▸ **Text**
↓↓↓
Thursday, August 12, 2004

Rep. Hontiveros takes on Cardinal Ratzinger

Cardinal Joseph Ratzinger had it coming.

The author of the Vatican’s ``Letter to the Bishops of the Catholic Church on the Collaboration of Men and Women in the Church and the World’’ has shown once again how the powerful patriarchy in the Catholic Church views women’s struggle for equality and emancipation. How is the how? With suspicion bordering on paranoia, that’s how. Ratzinger, famous for being an archconservative, should expect a fallout.

Part of the fallout comes from Rep. Anna Theresia ``Risa’’ Hontiveros-Baraquel, a first termer from the Akbayan Party who delivered her maiden privilege speech (``Feminism is Humanism’’) in congress last Tuesday. Hontiveros tackled Ratzinger’s heavy treatise that warned against the rise of antagonism between the sexes, woman power, and other imagined abominations.
↑↑↑
▸ **Exercise objective**
Continue the column on Rep. Hontiveros's response to Cardinal Ratzinger from where it stops. The records have no connection to the text above.

▸ **Given entries**
↓↓↓
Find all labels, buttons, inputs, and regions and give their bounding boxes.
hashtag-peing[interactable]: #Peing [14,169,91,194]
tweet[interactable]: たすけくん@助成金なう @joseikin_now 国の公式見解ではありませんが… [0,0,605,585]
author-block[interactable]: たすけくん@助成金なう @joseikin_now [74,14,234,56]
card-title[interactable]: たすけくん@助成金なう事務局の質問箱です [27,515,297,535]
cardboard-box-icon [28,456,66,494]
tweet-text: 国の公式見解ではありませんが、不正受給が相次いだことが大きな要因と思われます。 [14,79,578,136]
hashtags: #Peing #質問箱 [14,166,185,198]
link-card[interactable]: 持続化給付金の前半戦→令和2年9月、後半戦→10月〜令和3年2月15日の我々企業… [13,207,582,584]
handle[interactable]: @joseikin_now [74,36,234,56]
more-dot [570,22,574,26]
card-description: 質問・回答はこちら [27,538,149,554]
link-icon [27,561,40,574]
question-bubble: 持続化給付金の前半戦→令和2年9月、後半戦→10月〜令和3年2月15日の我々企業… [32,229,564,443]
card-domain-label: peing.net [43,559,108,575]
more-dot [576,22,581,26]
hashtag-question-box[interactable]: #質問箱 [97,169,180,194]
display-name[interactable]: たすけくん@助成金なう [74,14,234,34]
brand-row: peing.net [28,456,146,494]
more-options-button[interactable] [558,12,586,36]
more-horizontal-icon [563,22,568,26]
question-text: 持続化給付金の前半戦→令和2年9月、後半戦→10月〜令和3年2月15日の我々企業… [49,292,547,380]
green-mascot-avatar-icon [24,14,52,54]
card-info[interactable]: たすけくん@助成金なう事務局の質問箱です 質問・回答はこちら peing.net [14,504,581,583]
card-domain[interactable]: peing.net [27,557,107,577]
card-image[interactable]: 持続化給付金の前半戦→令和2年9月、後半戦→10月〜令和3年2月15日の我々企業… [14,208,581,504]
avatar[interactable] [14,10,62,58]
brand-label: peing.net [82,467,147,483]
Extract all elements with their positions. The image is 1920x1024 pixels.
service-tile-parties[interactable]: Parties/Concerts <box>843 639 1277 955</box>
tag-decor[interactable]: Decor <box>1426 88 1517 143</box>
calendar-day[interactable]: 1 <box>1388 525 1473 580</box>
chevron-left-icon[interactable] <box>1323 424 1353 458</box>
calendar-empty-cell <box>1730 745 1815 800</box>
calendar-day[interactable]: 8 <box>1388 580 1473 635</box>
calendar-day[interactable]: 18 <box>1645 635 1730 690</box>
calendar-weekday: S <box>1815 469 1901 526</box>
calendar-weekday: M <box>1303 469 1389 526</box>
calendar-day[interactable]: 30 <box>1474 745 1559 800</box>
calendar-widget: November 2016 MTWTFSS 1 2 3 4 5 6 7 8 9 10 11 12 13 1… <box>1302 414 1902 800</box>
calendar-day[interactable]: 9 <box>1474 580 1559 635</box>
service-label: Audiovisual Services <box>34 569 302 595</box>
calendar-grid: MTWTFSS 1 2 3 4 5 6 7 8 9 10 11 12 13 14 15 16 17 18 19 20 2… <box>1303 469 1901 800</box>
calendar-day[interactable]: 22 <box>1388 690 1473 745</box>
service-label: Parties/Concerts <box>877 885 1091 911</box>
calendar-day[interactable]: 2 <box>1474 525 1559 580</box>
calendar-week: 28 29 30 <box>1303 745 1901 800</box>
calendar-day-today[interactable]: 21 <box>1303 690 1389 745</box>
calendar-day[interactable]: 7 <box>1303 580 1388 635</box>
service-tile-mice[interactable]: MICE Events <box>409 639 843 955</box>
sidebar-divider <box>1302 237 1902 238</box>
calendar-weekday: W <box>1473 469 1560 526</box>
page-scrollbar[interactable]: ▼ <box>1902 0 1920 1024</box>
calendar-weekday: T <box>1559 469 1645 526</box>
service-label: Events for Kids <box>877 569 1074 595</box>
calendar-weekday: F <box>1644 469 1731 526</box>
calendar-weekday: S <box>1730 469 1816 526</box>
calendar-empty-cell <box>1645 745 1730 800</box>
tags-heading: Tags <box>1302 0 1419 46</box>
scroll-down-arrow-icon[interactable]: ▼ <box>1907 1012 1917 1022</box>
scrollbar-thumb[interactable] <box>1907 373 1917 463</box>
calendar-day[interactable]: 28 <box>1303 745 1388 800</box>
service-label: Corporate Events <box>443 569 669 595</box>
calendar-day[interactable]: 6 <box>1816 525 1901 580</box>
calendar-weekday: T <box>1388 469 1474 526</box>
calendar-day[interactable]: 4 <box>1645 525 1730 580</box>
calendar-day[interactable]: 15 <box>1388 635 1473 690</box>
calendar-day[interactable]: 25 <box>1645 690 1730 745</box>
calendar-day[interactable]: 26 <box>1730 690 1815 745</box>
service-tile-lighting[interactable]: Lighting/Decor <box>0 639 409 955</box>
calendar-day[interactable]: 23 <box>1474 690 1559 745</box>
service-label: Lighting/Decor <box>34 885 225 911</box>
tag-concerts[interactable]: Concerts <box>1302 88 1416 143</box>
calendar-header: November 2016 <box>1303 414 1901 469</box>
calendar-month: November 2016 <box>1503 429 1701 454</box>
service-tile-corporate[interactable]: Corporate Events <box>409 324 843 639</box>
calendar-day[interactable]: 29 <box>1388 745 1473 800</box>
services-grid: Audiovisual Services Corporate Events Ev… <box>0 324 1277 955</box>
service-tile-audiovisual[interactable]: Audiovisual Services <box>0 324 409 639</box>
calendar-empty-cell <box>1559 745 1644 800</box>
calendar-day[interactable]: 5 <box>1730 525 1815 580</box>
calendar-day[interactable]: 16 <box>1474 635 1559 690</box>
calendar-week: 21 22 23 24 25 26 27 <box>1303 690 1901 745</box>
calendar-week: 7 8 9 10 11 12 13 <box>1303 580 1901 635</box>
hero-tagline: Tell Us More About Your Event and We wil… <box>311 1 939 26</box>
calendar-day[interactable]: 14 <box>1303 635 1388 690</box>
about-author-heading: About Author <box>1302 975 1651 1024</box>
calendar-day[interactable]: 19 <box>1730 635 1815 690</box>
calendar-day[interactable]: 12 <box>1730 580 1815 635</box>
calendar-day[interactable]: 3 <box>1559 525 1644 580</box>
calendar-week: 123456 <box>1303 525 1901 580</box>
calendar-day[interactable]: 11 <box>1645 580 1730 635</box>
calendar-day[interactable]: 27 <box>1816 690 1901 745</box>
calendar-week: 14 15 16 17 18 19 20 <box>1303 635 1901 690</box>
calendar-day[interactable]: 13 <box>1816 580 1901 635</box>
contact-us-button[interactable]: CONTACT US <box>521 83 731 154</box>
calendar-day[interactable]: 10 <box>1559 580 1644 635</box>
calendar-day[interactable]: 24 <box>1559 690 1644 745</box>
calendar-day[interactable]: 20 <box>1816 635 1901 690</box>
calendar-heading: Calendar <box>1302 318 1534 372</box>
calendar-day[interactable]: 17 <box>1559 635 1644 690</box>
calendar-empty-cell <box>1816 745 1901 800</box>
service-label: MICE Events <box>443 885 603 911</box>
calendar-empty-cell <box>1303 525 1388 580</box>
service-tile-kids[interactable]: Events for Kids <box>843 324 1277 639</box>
↑↑↑
▸ **Response**
I imagine the Lord Jesus Christ, whom I believe to be a thoroughly masculine feminist, befuddled by all this anti-feminist to-do in the Vatican. Jesus posed a counterculture and defended and upheld women so many times. I don’t know why many modern-day high priests could not do the same without being patronizing and suspicious. (Ha, and what would Jesus say about their wearing jewelry and princely raiment embroidered in gold?)

Ratzinger rants: ``Recent years have seen new approaches to women’s issues. A first tendency is to emphasize strongly conditions of subordination in order to give rise to antagonism: women, in order to be themselves, must make themselves the adversaries of men. Faced with the abuse of power, the answer for women is to seek power. This process leads to opposition between men and women, in which the identity and role of one are emphasized to the disadvantage of the other, leading to harmful confusion regarding the human person, which has its most immediate and lethal effects in the family.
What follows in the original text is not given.